→ **Set task**
Write out the records below word for word, please.

→ **Input**
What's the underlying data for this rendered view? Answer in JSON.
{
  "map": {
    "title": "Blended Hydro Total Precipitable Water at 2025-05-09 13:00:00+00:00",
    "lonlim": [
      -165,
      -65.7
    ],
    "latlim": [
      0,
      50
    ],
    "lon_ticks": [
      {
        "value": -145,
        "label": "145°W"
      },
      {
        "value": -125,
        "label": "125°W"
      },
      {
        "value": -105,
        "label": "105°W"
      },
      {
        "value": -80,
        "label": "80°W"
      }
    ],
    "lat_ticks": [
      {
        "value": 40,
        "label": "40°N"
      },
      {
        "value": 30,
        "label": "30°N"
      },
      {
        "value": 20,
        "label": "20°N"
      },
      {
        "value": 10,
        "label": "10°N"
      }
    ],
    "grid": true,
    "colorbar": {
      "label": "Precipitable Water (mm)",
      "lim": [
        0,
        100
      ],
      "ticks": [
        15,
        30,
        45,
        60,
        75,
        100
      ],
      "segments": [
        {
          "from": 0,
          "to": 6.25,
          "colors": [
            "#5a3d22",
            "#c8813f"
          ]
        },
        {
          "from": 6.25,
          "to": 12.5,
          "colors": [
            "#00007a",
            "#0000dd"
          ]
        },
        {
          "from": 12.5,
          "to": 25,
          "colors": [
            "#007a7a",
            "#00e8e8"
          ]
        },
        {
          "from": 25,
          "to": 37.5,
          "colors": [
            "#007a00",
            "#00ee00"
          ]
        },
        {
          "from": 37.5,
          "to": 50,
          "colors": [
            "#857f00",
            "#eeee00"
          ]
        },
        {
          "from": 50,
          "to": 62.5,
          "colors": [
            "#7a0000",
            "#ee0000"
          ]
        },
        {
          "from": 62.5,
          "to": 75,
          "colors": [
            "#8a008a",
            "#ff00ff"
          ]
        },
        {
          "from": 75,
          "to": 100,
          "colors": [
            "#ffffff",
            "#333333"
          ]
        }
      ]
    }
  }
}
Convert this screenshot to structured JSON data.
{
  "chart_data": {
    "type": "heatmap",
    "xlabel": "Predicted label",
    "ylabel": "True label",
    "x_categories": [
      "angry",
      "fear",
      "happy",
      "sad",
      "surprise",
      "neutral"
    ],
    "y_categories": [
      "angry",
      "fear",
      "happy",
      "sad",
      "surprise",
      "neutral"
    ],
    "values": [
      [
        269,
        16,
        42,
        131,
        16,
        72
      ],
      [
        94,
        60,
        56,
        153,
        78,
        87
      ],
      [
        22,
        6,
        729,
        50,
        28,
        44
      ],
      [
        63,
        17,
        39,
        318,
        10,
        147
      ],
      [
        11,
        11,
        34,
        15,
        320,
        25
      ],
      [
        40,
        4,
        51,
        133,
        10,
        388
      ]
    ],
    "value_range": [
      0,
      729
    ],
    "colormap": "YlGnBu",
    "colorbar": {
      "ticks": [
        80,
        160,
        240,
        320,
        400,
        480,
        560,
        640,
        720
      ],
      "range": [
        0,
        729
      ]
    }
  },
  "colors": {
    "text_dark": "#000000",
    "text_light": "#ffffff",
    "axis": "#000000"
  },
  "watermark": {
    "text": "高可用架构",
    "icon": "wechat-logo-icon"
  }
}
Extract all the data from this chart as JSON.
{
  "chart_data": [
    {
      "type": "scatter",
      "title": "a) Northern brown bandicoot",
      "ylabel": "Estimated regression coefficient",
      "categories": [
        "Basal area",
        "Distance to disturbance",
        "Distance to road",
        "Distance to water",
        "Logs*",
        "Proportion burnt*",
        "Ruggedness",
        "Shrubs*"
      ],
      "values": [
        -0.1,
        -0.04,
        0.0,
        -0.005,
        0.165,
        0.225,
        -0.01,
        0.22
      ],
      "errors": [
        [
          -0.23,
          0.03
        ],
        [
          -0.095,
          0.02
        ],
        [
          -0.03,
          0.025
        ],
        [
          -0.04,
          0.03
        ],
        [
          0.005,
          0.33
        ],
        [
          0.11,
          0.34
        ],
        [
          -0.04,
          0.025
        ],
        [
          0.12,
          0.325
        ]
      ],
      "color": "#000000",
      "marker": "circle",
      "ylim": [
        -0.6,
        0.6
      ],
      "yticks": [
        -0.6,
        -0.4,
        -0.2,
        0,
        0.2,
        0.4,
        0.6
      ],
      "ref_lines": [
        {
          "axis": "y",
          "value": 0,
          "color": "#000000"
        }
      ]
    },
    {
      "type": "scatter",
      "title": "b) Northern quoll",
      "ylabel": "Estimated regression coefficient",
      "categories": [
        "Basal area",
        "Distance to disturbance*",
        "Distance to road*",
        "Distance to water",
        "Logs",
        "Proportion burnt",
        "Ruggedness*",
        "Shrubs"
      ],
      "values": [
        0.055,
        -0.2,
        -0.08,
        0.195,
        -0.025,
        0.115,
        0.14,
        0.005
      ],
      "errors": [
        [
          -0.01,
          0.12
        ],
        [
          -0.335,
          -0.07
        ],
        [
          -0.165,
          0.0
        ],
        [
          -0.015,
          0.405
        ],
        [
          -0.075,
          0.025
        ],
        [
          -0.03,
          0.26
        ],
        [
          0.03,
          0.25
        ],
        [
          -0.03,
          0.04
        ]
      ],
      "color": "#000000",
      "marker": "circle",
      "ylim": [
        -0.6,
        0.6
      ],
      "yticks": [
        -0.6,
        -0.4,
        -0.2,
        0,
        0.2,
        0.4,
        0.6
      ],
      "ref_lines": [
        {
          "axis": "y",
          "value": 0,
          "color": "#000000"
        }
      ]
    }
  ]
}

→ **Response below**
What's the underlying data for this rendered view? Answer in JSON.
{
  "map": {
    "title": "Blended Hydro Total Precipitable Water at 2025-05-09 13:00:00+00:00",
    "lonlim": [
      -165,
      -65.7
    ],
    "latlim": [
      0,
      50
    ],
    "lon_ticks": [
      {
        "value": -145,
        "label": "145°W"
      },
      {
        "value": -125,
        "label": "125°W"
      },
      {
        "value": -105,
        "label": "105°W"
      },
      {
        "value": -80,
        "label": "80°W"
      }
    ],
    "lat_ticks": [
      {
        "value": 40,
        "label": "40°N"
      },
      {
        "value": 30,
        "label": "30°N"
      },
      {
        "value": 20,
        "label": "20°N"
      },
      {
        "value": 10,
        "label": "10°N"
      }
    ],
    "grid": true,
    "colorbar": {
      "label": "Precipitable Water (mm)",
      "lim": [
        0,
        100
      ],
      "ticks": [
        15,
        30,
        45,
        60,
        75,
        100
      ],
      "segments": [
        {
          "from": 0,
          "to": 6.25,
          "colors": [
            "#5a3d22",
            "#c8813f"
          ]
        },
        {
          "from": 6.25,
          "to": 12.5,
          "colors": [
            "#00007a",
            "#0000dd"
          ]
        },
        {
          "from": 12.5,
          "to": 25,
          "colors": [
            "#007a7a",
            "#00e8e8"
          ]
        },
        {
          "from": 25,
          "to": 37.5,
          "colors": [
            "#007a00",
            "#00ee00"
          ]
        },
        {
          "from": 37.5,
          "to": 50,
          "colors": [
            "#857f00",
            "#eeee00"
          ]
        },
        {
          "from": 50,
          "to": 62.5,
          "colors": [
            "#7a0000",
            "#ee0000"
          ]
        },
        {
          "from": 62.5,
          "to": 75,
          "colors": [
            "#8a008a",
            "#ff00ff"
          ]
        },
        {
          "from": 75,
          "to": 100,
          "colors": [
            "#ffffff",
            "#333333"
          ]
        }
      ]
    }
  }
}
Convert this screenshot to structured JSON data.
{
  "chart_data": {
    "type": "heatmap",
    "xlabel": "Predicted label",
    "ylabel": "True label",
    "x_categories": [
      "angry",
      "fear",
      "happy",
      "sad",
      "surprise",
      "neutral"
    ],
    "y_categories": [
      "angry",
      "fear",
      "happy",
      "sad",
      "surprise",
      "neutral"
    ],
    "values": [
      [
        269,
        16,
        42,
        131,
        16,
        72
      ],
      [
        94,
        60,
        56,
        153,
        78,
        87
      ],
      [
        22,
        6,
        729,
        50,
        28,
        44
      ],
      [
        63,
        17,
        39,
        318,
        10,
        147
      ],
      [
        11,
        11,
        34,
        15,
        320,
        25
      ],
      [
        40,
        4,
        51,
        133,
        10,
        388
      ]
    ],
    "value_range": [
      0,
      729
    ],
    "colormap": "YlGnBu",
    "colorbar": {
      "ticks": [
        80,
        160,
        240,
        320,
        400,
        480,
        560,
        640,
        720
      ],
      "range": [
        0,
        729
      ]
    }
  },
  "colors": {
    "text_dark": "#000000",
    "text_light": "#ffffff",
    "axis": "#000000"
  },
  "watermark": {
    "text": "高可用架构",
    "icon": "wechat-logo-icon"
  }
}
Extract all the data from this chart as JSON.
{
  "chart_data": [
    {
      "type": "scatter",
      "title": "a) Northern brown bandicoot",
      "ylabel": "Estimated regression coefficient",
      "categories": [
        "Basal area",
        "Distance to disturbance",
        "Distance to road",
        "Distance to water",
        "Logs*",
        "Proportion burnt*",
        "Ruggedness",
        "Shrubs*"
      ],
      "values": [
        -0.1,
        -0.04,
        0.0,
        -0.005,
        0.165,
        0.225,
        -0.01,
        0.22
      ],
      "errors": [
        [
          -0.23,
          0.03
        ],
        [
          -0.095,
          0.02
        ],
        [
          -0.03,
          0.025
        ],
        [
          -0.04,
          0.03
        ],
        [
          0.005,
          0.33
        ],
        [
          0.11,
          0.34
        ],
        [
          -0.04,
          0.025
        ],
        [
          0.12,
          0.325
        ]
      ],
      "color": "#000000",
      "marker": "circle",
      "ylim": [
        -0.6,
        0.6
      ],
      "yticks": [
        -0.6,
        -0.4,
        -0.2,
        0,
        0.2,
        0.4,
        0.6
      ],
      "ref_lines": [
        {
          "axis": "y",
          "value": 0,
          "color": "#000000"
        }
      ]
    },
    {
      "type": "scatter",
      "title": "b) Northern quoll",
      "ylabel": "Estimated regression coefficient",
      "categories": [
        "Basal area",
        "Distance to disturbance*",
        "Distance to road*",
        "Distance to water",
        "Logs",
        "Proportion burnt",
        "Ruggedness*",
        "Shrubs"
      ],
      "values": [
        0.055,
        -0.2,
        -0.08,
        0.195,
        -0.025,
        0.115,
        0.14,
        0.005
      ],
      "errors": [
        [
          -0.01,
          0.12
        ],
        [
          -0.335,
          -0.07
        ],
        [
          -0.165,
          0.0
        ],
        [
          -0.015,
          0.405
        ],
        [
          -0.075,
          0.025
        ],
        [
          -0.03,
          0.26
        ],
        [
          0.03,
          0.25
        ],
        [
          -0.03,
          0.04
        ]
      ],
      "color": "#000000",
      "marker": "circle",
      "ylim": [
        -0.6,
        0.6
      ],
      "yticks": [
        -0.6,
        -0.4,
        -0.2,
        0,
        0.2,
        0.4,
        0.6
      ],
      "ref_lines": [
        {
          "axis": "y",
          "value": 0,
          "color": "#000000"
        }
      ]
    }
  ]
}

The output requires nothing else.